▶ _Given data_:

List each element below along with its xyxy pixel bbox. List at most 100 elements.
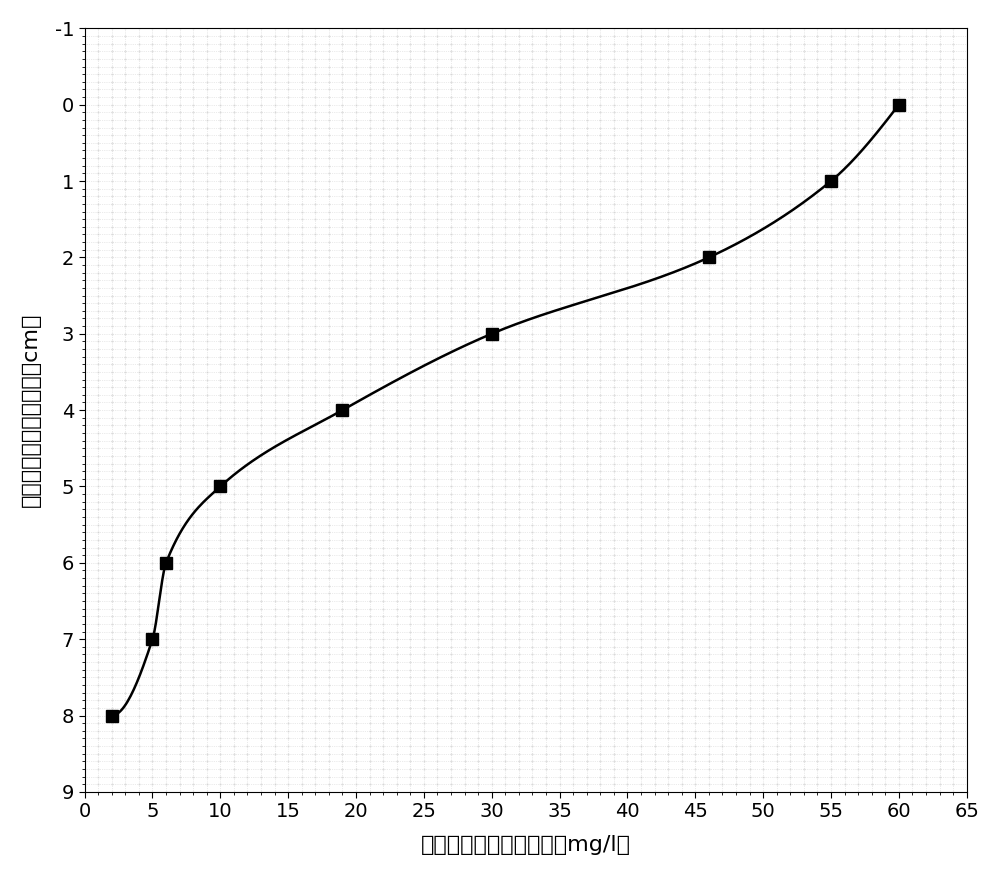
---
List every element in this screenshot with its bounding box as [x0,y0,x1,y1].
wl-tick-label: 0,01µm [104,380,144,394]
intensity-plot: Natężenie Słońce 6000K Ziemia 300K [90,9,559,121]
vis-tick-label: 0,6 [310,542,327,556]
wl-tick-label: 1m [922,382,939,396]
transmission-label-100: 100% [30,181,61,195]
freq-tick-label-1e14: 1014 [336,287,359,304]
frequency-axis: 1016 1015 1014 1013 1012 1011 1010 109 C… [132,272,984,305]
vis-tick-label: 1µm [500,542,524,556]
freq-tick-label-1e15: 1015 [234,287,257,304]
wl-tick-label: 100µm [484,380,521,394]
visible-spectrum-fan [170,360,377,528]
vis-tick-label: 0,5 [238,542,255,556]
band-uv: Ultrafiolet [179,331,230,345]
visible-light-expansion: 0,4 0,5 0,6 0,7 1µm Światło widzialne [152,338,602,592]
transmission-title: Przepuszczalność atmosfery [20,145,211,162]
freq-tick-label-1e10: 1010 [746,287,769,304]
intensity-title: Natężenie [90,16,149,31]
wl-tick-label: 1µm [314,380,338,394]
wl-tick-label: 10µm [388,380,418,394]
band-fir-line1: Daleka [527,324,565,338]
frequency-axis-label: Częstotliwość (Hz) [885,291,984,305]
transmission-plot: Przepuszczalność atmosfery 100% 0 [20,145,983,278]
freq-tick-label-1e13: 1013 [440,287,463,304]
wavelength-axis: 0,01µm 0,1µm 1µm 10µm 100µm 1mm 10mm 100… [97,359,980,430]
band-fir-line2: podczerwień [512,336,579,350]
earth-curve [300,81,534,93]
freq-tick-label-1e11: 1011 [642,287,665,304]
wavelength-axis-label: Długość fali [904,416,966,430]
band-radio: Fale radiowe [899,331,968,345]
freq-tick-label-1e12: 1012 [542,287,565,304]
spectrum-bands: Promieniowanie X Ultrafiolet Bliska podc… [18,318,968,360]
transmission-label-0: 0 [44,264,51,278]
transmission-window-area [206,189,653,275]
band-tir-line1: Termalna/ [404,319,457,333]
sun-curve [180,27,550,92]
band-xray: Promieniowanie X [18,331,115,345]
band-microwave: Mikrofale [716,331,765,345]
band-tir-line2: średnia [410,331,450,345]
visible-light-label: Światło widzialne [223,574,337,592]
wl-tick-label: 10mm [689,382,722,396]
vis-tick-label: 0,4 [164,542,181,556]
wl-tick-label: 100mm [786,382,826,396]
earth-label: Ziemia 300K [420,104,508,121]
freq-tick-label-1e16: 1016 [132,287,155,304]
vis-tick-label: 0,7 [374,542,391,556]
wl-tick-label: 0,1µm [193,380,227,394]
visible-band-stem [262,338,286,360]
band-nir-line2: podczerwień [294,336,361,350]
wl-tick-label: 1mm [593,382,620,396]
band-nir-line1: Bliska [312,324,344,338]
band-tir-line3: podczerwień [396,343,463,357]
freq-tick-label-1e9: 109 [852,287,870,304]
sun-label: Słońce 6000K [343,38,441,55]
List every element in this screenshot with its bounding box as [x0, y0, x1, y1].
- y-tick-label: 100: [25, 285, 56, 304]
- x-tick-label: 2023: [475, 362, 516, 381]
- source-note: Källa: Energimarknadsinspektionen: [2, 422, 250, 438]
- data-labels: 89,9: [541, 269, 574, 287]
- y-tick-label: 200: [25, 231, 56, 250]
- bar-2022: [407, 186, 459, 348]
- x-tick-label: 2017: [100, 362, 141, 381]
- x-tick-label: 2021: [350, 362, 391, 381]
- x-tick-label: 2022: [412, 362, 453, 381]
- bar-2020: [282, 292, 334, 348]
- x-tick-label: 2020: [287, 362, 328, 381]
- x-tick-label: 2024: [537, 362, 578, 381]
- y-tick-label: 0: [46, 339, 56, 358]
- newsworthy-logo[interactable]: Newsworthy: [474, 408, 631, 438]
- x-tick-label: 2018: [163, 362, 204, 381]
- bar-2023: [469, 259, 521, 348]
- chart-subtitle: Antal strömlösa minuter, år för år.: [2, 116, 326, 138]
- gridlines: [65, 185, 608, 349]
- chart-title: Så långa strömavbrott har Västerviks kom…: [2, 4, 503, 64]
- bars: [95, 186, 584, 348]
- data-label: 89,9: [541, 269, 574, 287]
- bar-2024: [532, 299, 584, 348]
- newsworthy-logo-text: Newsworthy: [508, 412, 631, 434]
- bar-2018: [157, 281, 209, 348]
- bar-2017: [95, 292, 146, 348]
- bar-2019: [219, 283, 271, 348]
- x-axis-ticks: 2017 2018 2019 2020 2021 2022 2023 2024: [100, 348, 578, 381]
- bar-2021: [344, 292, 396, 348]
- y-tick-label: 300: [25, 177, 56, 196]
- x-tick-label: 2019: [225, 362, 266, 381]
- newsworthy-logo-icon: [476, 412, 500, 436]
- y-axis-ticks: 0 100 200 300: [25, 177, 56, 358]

▶ _Exercise requirements_:
Write out the material again without any change, from the line with "y0, x1, y1]." to the line with "- x-tick-label: 2017: [100, 362, 141, 381]", including both of those lines.

▶ _Written answer_:
List every element in this screenshot with its bounding box as [x0, y0, x1, y1].
- y-tick-label: 100: [25, 285, 56, 304]
- x-tick-label: 2023: [475, 362, 516, 381]
- source-note: Källa: Energimarknadsinspektionen: [2, 422, 250, 438]
- data-labels: 89,9: [541, 269, 574, 287]
- y-tick-label: 200: [25, 231, 56, 250]
- bar-2022: [407, 186, 459, 348]
- x-tick-label: 2017: [100, 362, 141, 381]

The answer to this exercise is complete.